▸ ENTRIES:
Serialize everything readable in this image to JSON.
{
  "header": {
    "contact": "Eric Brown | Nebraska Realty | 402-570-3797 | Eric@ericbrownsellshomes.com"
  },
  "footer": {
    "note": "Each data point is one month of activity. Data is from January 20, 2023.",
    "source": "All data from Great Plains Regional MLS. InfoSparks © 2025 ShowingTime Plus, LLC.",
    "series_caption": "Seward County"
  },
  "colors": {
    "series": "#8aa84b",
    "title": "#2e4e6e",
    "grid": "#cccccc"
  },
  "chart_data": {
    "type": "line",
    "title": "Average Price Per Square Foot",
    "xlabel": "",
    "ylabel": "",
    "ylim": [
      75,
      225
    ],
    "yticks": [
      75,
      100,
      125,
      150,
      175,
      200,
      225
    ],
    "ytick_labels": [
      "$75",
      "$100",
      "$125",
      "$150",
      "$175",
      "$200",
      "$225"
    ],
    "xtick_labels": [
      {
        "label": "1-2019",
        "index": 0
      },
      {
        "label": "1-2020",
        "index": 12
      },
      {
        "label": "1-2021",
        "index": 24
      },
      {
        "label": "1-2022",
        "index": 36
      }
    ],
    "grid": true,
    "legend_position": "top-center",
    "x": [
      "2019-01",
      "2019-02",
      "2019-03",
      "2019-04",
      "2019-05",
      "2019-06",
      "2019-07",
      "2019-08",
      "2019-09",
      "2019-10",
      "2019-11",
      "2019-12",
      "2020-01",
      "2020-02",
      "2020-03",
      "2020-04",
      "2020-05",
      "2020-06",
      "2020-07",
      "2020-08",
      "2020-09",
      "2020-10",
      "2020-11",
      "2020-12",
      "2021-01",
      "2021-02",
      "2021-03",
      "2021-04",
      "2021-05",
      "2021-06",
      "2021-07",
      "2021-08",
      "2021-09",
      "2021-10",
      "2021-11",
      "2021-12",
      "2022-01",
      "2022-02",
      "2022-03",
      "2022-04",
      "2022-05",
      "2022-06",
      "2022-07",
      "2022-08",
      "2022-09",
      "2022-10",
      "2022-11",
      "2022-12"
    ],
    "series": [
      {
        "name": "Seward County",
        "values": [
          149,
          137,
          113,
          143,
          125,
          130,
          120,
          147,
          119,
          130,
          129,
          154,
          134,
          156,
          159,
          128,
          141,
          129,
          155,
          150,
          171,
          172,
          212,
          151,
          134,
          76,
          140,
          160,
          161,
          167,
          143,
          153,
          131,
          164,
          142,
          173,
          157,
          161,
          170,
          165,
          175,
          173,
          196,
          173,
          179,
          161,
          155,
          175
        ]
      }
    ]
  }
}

▸ SHORT TASK: State, as a bare number, how many lines of the listing hold the word "Seward".

▸ THE ANSWER: 2